§ What you will do
Show all lines from the listing below that contain "бюджетным".

========================

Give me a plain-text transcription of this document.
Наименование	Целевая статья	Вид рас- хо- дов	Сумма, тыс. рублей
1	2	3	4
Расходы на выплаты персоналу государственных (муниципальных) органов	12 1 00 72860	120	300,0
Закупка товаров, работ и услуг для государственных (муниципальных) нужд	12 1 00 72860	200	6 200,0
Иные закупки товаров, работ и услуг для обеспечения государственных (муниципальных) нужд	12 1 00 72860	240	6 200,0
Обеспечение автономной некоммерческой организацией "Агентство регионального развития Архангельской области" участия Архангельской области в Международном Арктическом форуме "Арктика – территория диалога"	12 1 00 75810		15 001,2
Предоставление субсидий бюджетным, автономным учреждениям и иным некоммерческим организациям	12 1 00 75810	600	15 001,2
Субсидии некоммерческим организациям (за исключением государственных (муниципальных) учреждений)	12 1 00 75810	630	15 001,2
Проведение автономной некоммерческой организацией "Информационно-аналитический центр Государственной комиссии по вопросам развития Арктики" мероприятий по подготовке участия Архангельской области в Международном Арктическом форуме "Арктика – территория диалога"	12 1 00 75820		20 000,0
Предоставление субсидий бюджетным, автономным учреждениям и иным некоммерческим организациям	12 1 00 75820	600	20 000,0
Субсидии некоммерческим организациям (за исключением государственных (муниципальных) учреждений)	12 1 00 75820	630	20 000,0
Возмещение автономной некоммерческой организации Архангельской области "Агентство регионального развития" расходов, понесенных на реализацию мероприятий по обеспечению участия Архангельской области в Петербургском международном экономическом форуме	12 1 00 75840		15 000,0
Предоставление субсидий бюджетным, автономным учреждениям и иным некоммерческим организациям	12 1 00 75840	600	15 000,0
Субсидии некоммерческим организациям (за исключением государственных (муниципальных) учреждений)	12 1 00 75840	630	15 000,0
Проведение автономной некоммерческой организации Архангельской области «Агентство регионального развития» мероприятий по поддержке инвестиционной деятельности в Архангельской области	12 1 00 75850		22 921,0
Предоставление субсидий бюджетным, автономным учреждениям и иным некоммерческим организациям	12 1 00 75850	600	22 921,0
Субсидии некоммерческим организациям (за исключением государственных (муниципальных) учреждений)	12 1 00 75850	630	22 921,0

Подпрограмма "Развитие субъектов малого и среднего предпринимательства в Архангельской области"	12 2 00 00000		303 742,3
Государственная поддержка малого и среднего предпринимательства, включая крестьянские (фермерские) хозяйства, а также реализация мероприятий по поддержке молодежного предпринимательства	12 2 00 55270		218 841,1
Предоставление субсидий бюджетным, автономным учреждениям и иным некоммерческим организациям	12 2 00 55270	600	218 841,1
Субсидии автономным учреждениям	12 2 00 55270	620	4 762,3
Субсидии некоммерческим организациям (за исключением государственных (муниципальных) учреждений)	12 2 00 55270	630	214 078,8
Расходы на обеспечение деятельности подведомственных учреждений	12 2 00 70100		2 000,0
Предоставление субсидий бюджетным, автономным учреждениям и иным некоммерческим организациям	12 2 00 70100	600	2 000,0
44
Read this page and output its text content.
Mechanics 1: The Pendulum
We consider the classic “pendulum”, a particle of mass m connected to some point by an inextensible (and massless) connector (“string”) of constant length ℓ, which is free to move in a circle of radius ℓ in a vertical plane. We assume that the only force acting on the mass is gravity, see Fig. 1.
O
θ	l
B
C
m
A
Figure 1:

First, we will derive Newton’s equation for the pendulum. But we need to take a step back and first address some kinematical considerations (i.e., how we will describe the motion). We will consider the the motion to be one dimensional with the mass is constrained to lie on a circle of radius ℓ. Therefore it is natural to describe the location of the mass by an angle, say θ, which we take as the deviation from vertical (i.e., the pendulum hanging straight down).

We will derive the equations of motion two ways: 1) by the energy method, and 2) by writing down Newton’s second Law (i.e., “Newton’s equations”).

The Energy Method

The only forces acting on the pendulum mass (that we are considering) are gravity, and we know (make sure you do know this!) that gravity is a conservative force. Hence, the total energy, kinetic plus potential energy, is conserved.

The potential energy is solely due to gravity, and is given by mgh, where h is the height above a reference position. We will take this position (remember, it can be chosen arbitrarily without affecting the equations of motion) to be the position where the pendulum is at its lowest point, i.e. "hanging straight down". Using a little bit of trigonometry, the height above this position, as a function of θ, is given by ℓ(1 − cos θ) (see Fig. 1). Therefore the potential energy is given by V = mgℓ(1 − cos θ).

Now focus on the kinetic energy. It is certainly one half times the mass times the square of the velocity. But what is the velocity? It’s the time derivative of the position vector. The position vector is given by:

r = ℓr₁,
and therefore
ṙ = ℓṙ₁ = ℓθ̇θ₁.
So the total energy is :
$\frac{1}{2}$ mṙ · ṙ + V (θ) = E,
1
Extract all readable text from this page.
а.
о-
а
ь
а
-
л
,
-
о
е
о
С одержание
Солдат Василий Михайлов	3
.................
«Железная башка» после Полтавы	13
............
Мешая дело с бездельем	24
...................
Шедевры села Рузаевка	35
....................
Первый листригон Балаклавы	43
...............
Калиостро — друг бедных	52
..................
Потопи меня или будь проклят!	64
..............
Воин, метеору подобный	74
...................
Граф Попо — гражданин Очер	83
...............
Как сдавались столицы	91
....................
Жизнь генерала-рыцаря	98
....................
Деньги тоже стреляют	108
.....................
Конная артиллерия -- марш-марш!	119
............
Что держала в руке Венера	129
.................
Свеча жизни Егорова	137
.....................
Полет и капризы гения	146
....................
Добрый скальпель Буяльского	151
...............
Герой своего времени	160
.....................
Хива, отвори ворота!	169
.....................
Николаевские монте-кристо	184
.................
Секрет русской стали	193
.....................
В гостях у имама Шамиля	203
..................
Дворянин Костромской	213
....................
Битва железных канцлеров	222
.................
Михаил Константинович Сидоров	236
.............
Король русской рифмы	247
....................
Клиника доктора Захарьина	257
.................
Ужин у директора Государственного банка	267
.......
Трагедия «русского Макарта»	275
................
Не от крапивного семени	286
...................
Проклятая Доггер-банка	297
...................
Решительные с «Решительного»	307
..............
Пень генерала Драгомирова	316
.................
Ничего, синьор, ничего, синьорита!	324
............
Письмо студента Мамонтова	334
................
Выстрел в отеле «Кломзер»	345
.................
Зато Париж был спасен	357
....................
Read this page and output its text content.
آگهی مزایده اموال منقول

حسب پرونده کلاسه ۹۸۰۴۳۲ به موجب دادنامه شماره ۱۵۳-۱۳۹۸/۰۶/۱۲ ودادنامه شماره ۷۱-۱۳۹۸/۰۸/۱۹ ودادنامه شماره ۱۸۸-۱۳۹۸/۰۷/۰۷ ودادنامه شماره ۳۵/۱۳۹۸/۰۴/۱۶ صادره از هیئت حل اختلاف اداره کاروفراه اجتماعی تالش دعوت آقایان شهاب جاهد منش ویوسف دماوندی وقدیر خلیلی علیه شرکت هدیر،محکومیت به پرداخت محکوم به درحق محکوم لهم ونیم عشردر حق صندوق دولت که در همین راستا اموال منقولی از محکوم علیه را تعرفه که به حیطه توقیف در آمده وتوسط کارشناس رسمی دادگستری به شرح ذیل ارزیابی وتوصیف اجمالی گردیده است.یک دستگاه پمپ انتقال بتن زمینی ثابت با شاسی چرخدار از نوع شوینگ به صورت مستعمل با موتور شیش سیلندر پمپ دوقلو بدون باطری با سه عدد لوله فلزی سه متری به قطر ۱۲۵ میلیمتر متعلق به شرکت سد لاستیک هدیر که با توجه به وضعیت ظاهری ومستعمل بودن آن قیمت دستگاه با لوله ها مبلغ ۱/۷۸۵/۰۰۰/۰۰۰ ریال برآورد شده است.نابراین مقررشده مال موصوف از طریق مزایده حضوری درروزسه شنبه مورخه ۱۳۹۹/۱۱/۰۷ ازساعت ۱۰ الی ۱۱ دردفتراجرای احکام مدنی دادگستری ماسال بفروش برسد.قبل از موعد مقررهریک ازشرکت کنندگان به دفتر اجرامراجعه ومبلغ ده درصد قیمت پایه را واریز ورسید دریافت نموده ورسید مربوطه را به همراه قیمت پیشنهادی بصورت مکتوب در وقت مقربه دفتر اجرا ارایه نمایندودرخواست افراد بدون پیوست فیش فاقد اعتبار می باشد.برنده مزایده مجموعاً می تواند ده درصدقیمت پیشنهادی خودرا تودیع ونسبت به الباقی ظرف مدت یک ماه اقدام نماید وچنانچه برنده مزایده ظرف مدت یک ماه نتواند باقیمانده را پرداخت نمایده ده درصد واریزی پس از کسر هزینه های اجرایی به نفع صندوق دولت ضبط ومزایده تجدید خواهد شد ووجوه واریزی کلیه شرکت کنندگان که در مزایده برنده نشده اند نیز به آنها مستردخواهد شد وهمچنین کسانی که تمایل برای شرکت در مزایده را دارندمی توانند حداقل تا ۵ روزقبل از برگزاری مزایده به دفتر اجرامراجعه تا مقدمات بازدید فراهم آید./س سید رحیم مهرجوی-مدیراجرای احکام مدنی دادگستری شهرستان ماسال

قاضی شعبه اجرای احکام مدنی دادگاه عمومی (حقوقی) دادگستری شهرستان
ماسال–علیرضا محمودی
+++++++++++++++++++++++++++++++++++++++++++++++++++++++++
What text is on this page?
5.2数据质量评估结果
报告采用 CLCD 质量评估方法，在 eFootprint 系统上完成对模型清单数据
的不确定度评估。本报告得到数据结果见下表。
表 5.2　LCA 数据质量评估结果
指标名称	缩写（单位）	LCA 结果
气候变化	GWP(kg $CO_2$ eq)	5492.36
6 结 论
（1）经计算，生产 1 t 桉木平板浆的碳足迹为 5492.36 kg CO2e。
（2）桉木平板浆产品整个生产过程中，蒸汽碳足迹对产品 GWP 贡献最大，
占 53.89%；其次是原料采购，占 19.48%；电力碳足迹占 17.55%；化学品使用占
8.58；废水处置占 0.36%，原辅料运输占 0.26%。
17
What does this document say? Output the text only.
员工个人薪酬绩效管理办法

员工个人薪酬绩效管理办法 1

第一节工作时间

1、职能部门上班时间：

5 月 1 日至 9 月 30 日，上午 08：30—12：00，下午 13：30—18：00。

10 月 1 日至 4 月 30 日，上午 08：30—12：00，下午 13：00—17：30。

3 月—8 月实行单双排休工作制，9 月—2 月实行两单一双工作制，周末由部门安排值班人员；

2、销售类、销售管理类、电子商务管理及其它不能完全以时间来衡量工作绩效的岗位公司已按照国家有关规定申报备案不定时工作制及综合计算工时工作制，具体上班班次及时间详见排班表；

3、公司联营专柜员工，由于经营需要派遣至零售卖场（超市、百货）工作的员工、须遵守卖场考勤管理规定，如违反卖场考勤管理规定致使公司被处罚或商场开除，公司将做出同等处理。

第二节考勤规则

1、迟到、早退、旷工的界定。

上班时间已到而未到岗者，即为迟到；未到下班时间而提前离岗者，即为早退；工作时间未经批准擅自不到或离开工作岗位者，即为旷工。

========================

§ Problem solution
Предоставление субсидий бюджетным, автономным учреждениям и иным некоммерческим организациям	12 1 00 75810	600	15 001,2
Предоставление субсидий бюджетным, автономным учреждениям и иным некоммерческим организациям	12 1 00 75820	600	20 000,0
Предоставление субсидий бюджетным, автономным учреждениям и иным некоммерческим организациям	12 1 00 75840	600	15 000,0
Предоставление субсидий бюджетным, автономным учреждениям и иным некоммерческим организациям	12 1 00 75850	600	22 921,0
Предоставление субсидий бюджетным, автономным учреждениям и иным некоммерческим организациям	12 2 00 55270	600	218 841,1
Предоставление субсидий бюджетным, автономным учреждениям и иным некоммерческим организациям	12 2 00 70100	600	2 000,0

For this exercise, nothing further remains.